Texto fuente.
------------------------------------------------------------
Lo cierto es que desde que salí del hospital, me había ocupado más por el sostenimiento de la vida de mi pequeña en este mundo, que por el recuerdo de mis seres queridos que reposan en el Mictlán; no obstante, me resonaba el espíritu de mi bisabuela Irene Reynoso Guerrero (sobrina nieta de Vicente Guerrero), con su pequeña sietemesina Adalberta, a la que logró salvar mediante una blusa que hizo especialmente para mantenerla pegada a ella, a su entraña compartiéndole el calor de su propio cuerpo.

Por eso, sentí una gran confusión en si ponerle Gaia Irene o Gaia, a solas. Me sorprendió mucho cuando mi suegra me dijo que ¡¡¡Gaia había nacido el día de las Irenes!!!!! Así que sentí que el nombre de Irene lo lleva implícito, el Adalberta y el Judith también... así que le puse Gaia. Creo que le tocará a ella misma tomarlos cuando tenga la cordura para hacerlo. Gaia posee la fuerza de Irene, una mujer inteligente, emprendedora y valiente, que ante el machismo de Antonio, su marido, no vaciló en abandonarlo en Tepecuacuilco y mudarse, junto con sus catorce hijas e hijos, a Jojutla, Morelos.



Por fin en casa


Pasado Día de Muertos, Gaia estaba a punto de llegar a 1.6 kg, seguía muy pequeña pero el esfuerzo que habíamos hecho durante las dos últimas semanas resultó fructífero. El lunes siguiente a Dia de Muertos, me dieron la noticia de que al otro día podría salir. Gaia se había aferrado a su chichita y por ello me dejaron sacarla incluso antes de que pesara 1.7 kg.
------------------------------------------------------------
Ítems del conjunto.
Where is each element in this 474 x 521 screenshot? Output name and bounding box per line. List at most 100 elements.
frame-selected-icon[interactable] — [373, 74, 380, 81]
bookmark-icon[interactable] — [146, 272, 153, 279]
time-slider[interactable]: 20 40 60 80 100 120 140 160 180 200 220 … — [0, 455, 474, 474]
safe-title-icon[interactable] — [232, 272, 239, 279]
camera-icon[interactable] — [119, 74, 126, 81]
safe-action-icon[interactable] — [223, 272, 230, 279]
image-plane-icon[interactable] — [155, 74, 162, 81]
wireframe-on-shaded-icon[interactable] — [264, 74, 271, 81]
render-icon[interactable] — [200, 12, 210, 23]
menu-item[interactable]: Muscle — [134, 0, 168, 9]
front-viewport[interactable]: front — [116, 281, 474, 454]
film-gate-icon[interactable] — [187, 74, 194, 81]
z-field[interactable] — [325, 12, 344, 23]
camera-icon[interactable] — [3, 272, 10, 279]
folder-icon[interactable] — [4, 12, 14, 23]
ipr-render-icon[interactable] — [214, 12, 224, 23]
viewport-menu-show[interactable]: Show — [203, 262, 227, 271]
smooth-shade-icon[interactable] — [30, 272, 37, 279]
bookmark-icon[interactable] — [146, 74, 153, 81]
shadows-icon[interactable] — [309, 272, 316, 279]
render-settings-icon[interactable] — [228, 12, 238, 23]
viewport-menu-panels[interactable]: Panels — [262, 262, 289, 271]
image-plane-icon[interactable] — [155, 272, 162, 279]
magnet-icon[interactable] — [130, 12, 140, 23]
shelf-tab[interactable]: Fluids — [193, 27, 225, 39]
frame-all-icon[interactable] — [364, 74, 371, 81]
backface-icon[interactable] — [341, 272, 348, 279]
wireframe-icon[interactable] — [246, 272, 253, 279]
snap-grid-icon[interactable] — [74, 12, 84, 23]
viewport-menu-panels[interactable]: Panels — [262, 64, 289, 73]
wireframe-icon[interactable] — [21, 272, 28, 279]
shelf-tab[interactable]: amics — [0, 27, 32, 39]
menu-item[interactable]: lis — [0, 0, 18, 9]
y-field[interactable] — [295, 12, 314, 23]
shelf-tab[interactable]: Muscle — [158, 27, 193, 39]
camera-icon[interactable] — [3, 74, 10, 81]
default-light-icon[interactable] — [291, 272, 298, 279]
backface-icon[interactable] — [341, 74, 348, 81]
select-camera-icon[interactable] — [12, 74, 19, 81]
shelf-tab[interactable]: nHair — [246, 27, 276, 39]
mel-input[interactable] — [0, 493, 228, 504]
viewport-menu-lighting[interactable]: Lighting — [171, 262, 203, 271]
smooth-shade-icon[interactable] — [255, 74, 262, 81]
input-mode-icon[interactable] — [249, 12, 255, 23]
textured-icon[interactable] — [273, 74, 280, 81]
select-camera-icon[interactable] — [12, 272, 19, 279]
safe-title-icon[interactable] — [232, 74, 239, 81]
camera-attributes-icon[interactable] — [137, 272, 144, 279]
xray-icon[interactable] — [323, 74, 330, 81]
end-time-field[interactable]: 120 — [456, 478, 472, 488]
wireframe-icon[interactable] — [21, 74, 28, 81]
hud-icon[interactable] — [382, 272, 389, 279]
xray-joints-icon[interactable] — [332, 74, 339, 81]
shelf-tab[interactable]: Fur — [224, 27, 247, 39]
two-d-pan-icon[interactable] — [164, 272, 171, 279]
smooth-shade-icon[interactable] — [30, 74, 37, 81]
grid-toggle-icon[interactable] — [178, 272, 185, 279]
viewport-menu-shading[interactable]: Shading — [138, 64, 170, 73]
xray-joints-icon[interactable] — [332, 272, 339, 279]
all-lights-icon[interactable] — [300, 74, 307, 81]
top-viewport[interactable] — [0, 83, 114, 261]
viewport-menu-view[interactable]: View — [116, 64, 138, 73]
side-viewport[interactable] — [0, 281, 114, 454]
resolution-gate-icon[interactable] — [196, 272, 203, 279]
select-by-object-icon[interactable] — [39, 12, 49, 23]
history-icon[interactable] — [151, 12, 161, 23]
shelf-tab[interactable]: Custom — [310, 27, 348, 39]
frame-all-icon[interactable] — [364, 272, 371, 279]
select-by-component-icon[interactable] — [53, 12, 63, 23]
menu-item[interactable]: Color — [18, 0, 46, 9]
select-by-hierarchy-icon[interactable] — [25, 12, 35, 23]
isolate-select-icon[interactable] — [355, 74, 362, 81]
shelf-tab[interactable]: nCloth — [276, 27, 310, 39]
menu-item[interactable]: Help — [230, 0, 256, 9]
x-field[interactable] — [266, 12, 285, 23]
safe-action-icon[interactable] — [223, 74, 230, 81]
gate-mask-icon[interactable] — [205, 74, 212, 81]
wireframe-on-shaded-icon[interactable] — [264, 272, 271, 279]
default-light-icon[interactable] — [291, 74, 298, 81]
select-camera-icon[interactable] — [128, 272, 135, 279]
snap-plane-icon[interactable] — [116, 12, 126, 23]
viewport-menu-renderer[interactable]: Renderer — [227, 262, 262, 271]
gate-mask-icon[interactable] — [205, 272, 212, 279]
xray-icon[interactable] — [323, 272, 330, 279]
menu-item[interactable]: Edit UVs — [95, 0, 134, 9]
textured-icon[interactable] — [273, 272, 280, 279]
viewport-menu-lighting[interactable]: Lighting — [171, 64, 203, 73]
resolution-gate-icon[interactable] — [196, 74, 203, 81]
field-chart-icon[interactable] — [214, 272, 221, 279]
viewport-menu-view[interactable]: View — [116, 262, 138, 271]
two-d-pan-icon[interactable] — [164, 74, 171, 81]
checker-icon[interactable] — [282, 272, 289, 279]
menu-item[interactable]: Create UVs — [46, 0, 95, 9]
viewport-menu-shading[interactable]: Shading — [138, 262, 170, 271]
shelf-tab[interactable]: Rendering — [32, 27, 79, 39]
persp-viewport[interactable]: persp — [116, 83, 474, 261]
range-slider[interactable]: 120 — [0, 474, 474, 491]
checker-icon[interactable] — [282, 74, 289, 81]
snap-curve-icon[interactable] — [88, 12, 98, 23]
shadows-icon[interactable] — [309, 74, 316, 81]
------------------------------------------------------------
Qué hacer.
Reproduce completo y sin ningún cambio el texto sobre Gaia que aparece arriba, por favor.

Solución.
Lo cierto es que desde que salí del hospital, me había ocupado más por el sostenimiento de la vida de mi pequeña en este mundo, que por el recuerdo de mis seres queridos que reposan en el Mictlán; no obstante, me resonaba el espíritu de mi bisabuela Irene Reynoso Guerrero (sobrina nieta de Vicente Guerrero), con su pequeña sietemesina Adalberta, a la que logró salvar mediante una blusa que hizo especialmente para mantenerla pegada a ella, a su entraña compartiéndole el calor de su propio cuerpo.

Por eso, sentí una gran confusión en si ponerle Gaia Irene o Gaia, a solas. Me sorprendió mucho cuando mi suegra me dijo que ¡¡¡Gaia había nacido el día de las Irenes!!!!! Así que sentí que el nombre de Irene lo lleva implícito, el Adalberta y el Judith también... así que le puse Gaia. Creo que le tocará a ella misma tomarlos cuando tenga la cordura para hacerlo. Gaia posee la fuerza de Irene, una mujer inteligente, emprendedora y valiente, que ante el machismo de Antonio, su marido, no vaciló en abandonarlo en Tepecuacuilco y mudarse, junto con sus catorce hijas e hijos, a Jojutla, Morelos.



Por fin en casa


Pasado Día de Muertos, Gaia estaba a punto de llegar a 1.6 kg, seguía muy pequeña pero el esfuerzo que habíamos hecho durante las dos últimas semanas resultó fructífero. El lunes siguiente a Dia de Muertos, me dieron la noticia de que al otro día podría salir. Gaia se había aferrado a su chichita y por ello me dejaron sacarla incluso antes de que pesara 1.7 kg.